### GOAL
Find every line in the records below that contains the word "detached", and copy each such line.

### Collection entries
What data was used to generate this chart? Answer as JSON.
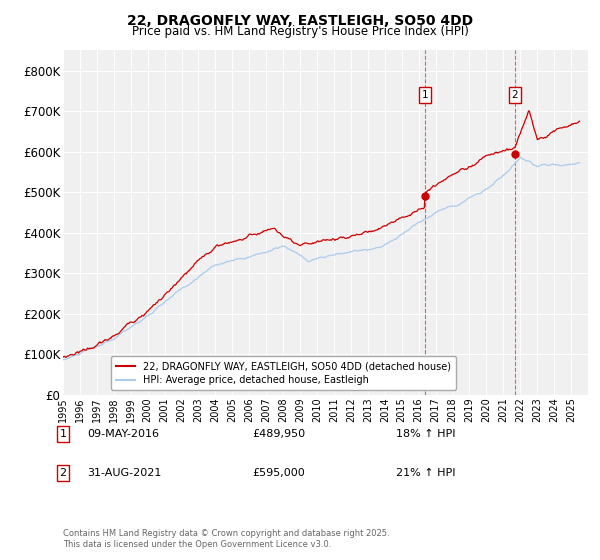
{
  "title_line1": "22, DRAGONFLY WAY, EASTLEIGH, SO50 4DD",
  "title_line2": "Price paid vs. HM Land Registry's House Price Index (HPI)",
  "ylim": [
    0,
    850000
  ],
  "yticks": [
    0,
    100000,
    200000,
    300000,
    400000,
    500000,
    600000,
    700000,
    800000
  ],
  "ytick_labels": [
    "£0",
    "£100K",
    "£200K",
    "£300K",
    "£400K",
    "£500K",
    "£600K",
    "£700K",
    "£800K"
  ],
  "xlim_start": 1995,
  "xlim_end": 2026,
  "red_line_color": "#cc0000",
  "blue_line_color": "#aaccee",
  "marker1_x": 2016.36,
  "marker1_y": 489950,
  "marker2_x": 2021.67,
  "marker2_y": 595000,
  "vline1_x": 2016.36,
  "vline2_x": 2021.67,
  "legend_line1": "22, DRAGONFLY WAY, EASTLEIGH, SO50 4DD (detached house)",
  "legend_line2": "HPI: Average price, detached house, Eastleigh",
  "note1_num": "1",
  "note1_date": "09-MAY-2016",
  "note1_price": "£489,950",
  "note1_hpi": "18% ↑ HPI",
  "note2_num": "2",
  "note2_date": "31-AUG-2021",
  "note2_price": "£595,000",
  "note2_hpi": "21% ↑ HPI",
  "footnote": "Contains HM Land Registry data © Crown copyright and database right 2025.\nThis data is licensed under the Open Government Licence v3.0.",
  "background_color": "#ffffff",
  "plot_bg_color": "#f0f0f0"
}
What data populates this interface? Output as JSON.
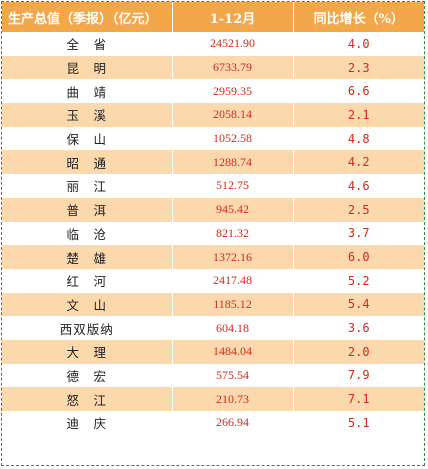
{
  "header": {
    "col_region": "生产总值（季报）（亿元）",
    "col_period": "1-12月",
    "col_growth": "同比增长（%）"
  },
  "rows": [
    {
      "region": "全　省",
      "value": "24521.90",
      "growth": "4.0"
    },
    {
      "region": "昆　明",
      "value": "6733.79",
      "growth": "2.3"
    },
    {
      "region": "曲　靖",
      "value": "2959.35",
      "growth": "6.6"
    },
    {
      "region": "玉　溪",
      "value": "2058.14",
      "growth": "2.1"
    },
    {
      "region": "保　山",
      "value": "1052.58",
      "growth": "4.8"
    },
    {
      "region": "昭　通",
      "value": "1288.74",
      "growth": "4.2"
    },
    {
      "region": "丽　江",
      "value": "512.75",
      "growth": "4.6"
    },
    {
      "region": "普　洱",
      "value": "945.42",
      "growth": "2.5"
    },
    {
      "region": "临　沧",
      "value": "821.32",
      "growth": "3.7"
    },
    {
      "region": "楚　雄",
      "value": "1372.16",
      "growth": "6.0"
    },
    {
      "region": "红　河",
      "value": "2417.48",
      "growth": "5.2"
    },
    {
      "region": "文　山",
      "value": "1185.12",
      "growth": "5.4"
    },
    {
      "region": "西双版纳",
      "value": "604.18",
      "growth": "3.6"
    },
    {
      "region": "大　理",
      "value": "1484.04",
      "growth": "2.0"
    },
    {
      "region": "德　宏",
      "value": "575.54",
      "growth": "7.9"
    },
    {
      "region": "怒　江",
      "value": "210.73",
      "growth": "7.1"
    },
    {
      "region": "迪　庆",
      "value": "266.94",
      "growth": "5.1"
    }
  ]
}
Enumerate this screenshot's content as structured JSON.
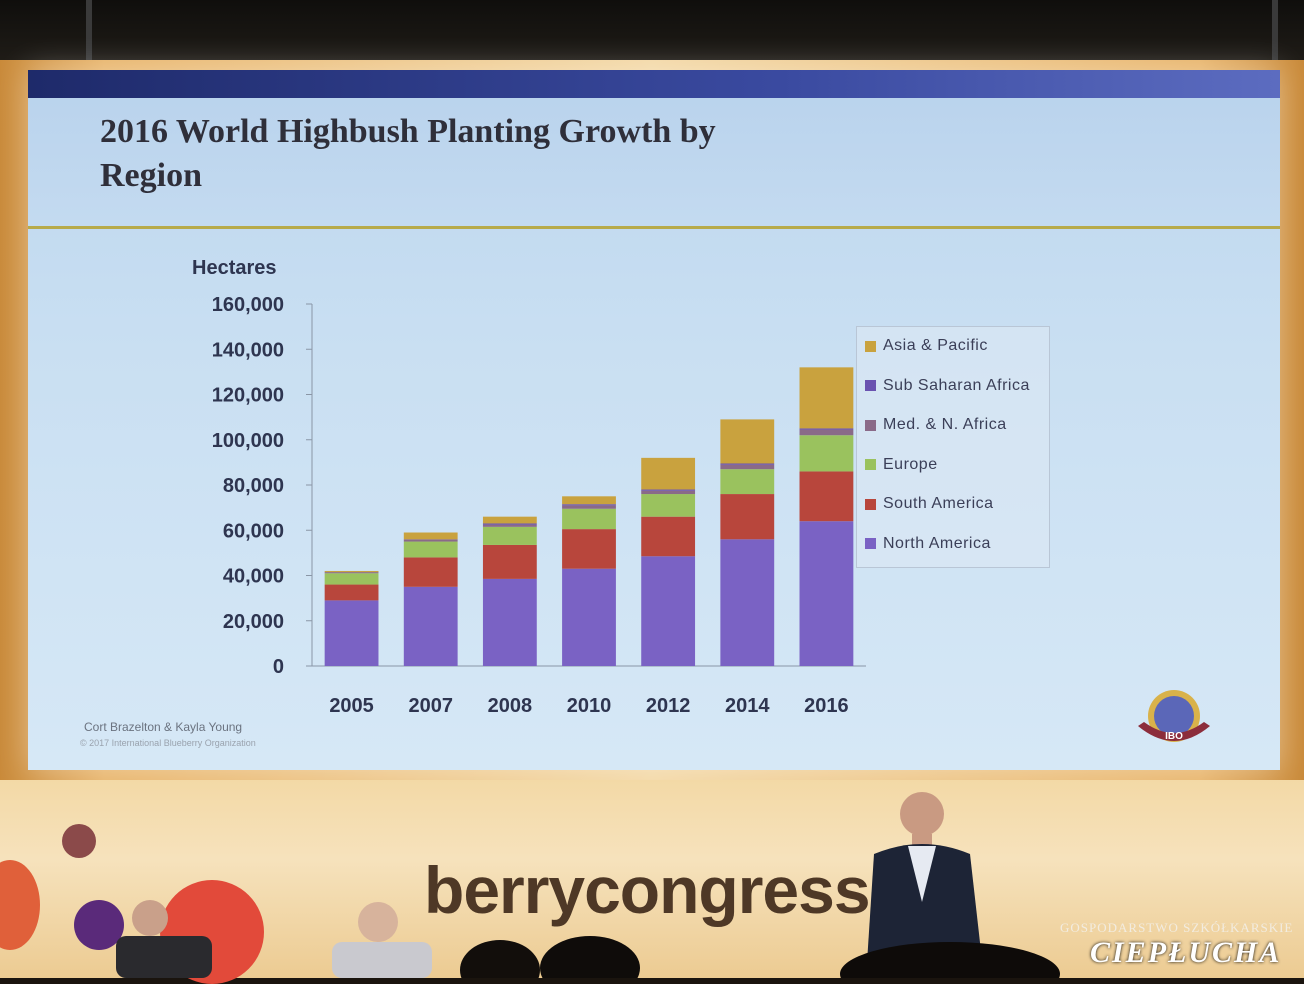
{
  "slide": {
    "title": "2016 World Highbush Planting Growth by Region",
    "credit": "Cort Brazelton & Kayla Young",
    "copyright": "© 2017 International Blueberry Organization",
    "logo_text": "IBO"
  },
  "venue": {
    "brand": "berrycongress.c",
    "watermark_top": "GOSPODARSTWO SZKÓŁKARSKIE",
    "watermark_main": "CIEPŁUCHA"
  },
  "colors": {
    "north_america": "#7a62c4",
    "south_america": "#b8463c",
    "europe": "#9ac25e",
    "med_n_africa": "#8a6a88",
    "sub_saharan_africa": "#6a52b0",
    "asia_pacific": "#c9a23e"
  },
  "chart_data": {
    "type": "bar",
    "stacked": true,
    "title": "2016 World Highbush Planting Growth by Region",
    "ylabel": "Hectares",
    "xlabel": "",
    "ylim": [
      0,
      160000
    ],
    "yticks": [
      "0",
      "20,000",
      "40,000",
      "60,000",
      "80,000",
      "100,000",
      "120,000",
      "140,000",
      "160,000"
    ],
    "categories": [
      "2005",
      "2007",
      "2008",
      "2010",
      "2012",
      "2014",
      "2016"
    ],
    "legend_position": "right",
    "series": [
      {
        "name": "North America",
        "color": "#7a62c4",
        "values": [
          29000,
          35000,
          38500,
          43000,
          48500,
          56000,
          64000
        ]
      },
      {
        "name": "South America",
        "color": "#b8463c",
        "values": [
          7000,
          13000,
          15000,
          17500,
          17500,
          20000,
          22000
        ]
      },
      {
        "name": "Europe",
        "color": "#9ac25e",
        "values": [
          5000,
          7000,
          8000,
          9000,
          10000,
          11000,
          16000
        ]
      },
      {
        "name": "Med. & N. Africa",
        "color": "#8a6a88",
        "values": [
          500,
          1000,
          1000,
          1500,
          1500,
          2000,
          2500
        ]
      },
      {
        "name": "Sub Saharan Africa",
        "color": "#6a52b0",
        "values": [
          0,
          0,
          500,
          500,
          500,
          500,
          500
        ]
      },
      {
        "name": "Asia & Pacific",
        "color": "#c9a23e",
        "values": [
          500,
          3000,
          3000,
          3500,
          14000,
          19500,
          27000
        ]
      }
    ]
  }
}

### FULL OUTPUT
  "legend_line1": "22, DRAGONFLY WAY, EASTLEIGH, SO50 4DD (detached house)",
  "legend_line2": "HPI: Average price, detached house, Eastleigh",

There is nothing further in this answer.